>> START Information supplied
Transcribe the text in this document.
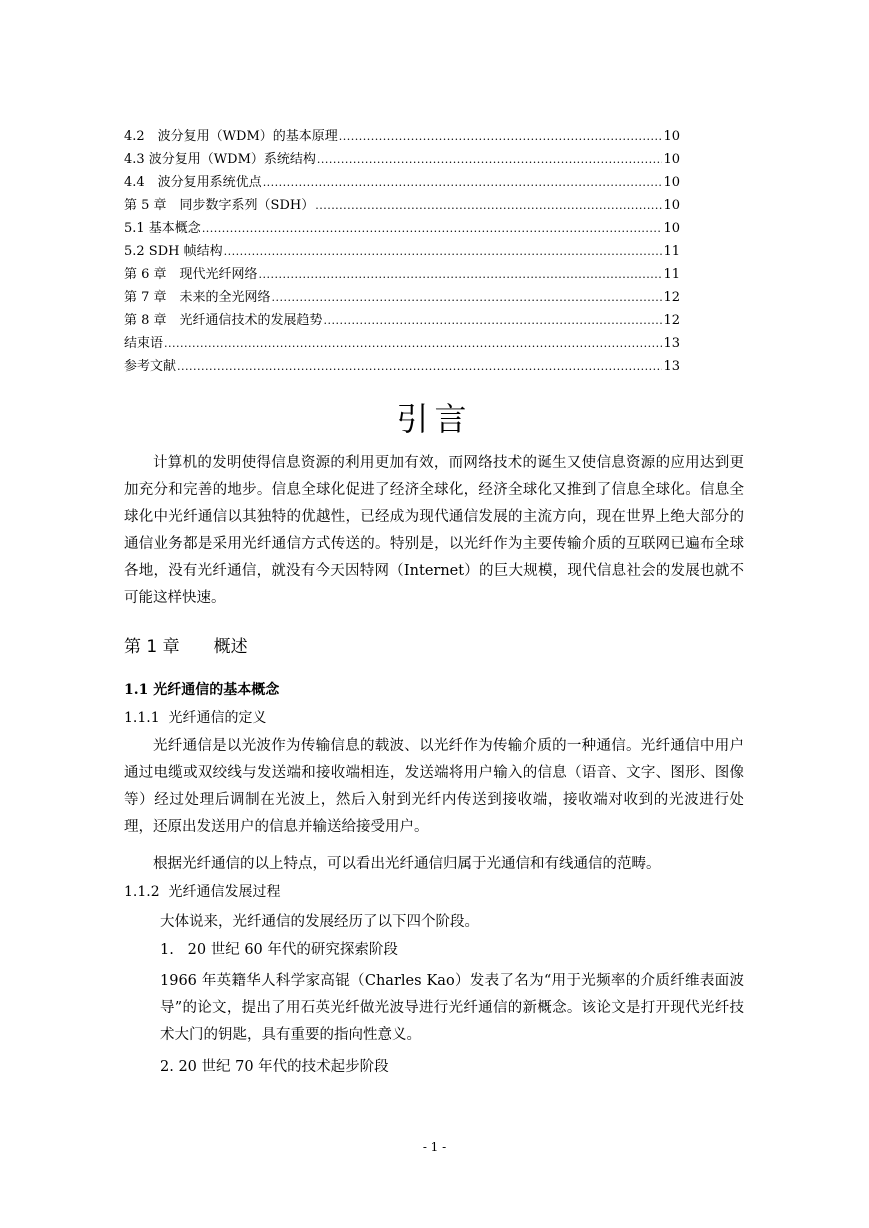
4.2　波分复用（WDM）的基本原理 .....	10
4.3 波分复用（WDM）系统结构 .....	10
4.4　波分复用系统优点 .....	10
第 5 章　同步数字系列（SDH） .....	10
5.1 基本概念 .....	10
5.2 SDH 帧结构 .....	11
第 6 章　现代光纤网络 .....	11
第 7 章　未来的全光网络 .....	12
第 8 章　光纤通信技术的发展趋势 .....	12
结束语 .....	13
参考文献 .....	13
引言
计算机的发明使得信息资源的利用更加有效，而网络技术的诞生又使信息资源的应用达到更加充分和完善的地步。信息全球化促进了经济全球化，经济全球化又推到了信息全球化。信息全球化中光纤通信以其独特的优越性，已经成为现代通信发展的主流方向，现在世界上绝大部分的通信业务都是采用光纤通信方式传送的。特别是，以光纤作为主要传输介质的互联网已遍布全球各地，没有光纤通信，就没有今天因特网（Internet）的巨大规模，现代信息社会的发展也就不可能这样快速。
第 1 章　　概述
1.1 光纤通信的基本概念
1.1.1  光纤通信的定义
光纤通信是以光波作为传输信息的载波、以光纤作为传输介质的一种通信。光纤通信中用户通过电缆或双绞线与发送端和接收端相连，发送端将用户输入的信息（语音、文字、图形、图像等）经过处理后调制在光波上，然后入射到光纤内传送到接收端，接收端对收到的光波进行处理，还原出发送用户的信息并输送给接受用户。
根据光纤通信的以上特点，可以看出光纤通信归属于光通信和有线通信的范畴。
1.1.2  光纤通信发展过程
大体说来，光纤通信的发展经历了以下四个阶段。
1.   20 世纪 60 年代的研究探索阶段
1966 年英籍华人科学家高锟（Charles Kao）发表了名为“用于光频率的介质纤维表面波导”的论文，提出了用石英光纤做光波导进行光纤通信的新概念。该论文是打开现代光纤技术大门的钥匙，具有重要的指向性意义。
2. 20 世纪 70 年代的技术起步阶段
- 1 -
>> END Information supplied
>> START Information supplied
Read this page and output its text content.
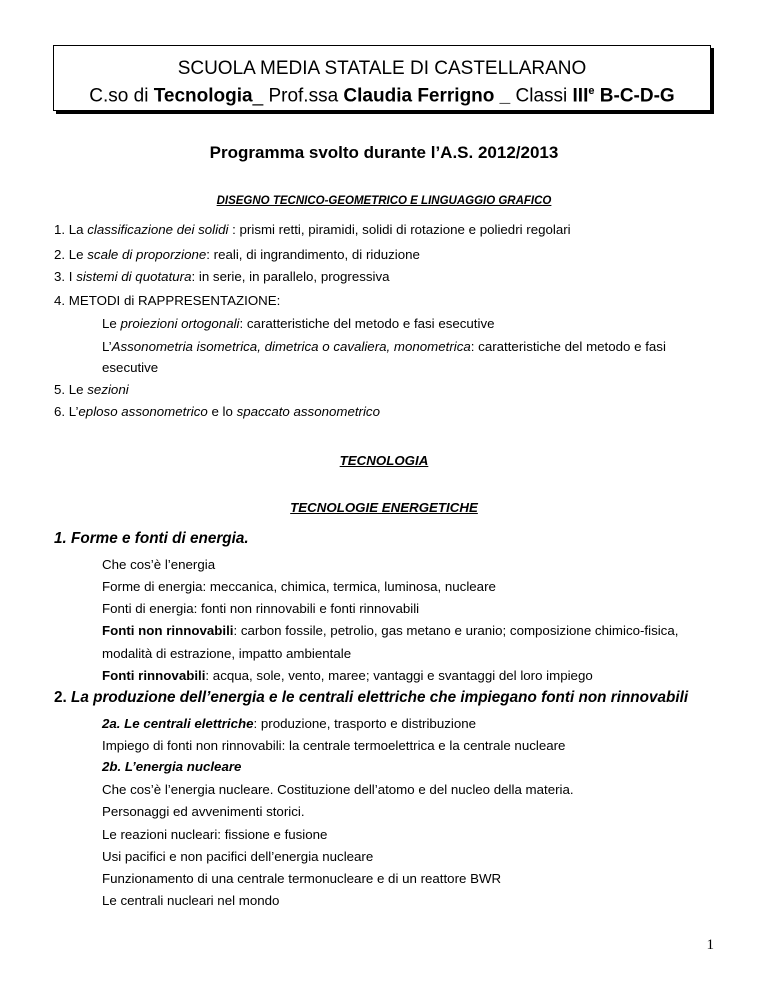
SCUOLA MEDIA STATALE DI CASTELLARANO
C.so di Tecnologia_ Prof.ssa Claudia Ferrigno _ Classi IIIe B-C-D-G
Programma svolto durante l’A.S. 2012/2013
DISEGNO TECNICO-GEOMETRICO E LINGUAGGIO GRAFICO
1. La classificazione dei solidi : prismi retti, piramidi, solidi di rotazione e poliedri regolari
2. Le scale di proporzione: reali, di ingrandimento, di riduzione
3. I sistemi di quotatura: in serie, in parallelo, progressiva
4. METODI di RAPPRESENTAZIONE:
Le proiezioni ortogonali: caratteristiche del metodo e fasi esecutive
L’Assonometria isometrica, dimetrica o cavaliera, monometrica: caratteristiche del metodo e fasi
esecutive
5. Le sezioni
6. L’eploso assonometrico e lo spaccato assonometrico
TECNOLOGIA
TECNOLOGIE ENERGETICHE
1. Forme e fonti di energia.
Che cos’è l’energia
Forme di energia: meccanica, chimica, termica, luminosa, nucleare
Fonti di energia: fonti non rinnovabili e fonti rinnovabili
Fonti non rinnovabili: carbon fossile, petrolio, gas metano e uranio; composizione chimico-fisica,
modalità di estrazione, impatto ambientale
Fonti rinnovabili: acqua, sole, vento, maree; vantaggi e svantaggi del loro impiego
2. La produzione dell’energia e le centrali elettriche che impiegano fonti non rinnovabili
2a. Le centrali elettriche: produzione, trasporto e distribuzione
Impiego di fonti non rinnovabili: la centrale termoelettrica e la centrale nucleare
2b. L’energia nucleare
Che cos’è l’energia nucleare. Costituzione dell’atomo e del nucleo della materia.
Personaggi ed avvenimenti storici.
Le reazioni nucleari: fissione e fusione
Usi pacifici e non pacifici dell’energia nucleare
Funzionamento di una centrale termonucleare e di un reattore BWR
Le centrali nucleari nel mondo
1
>> END Information supplied
Your answer should be one number: how many lines in the material above contain the string "dell".

→ **Task output**
3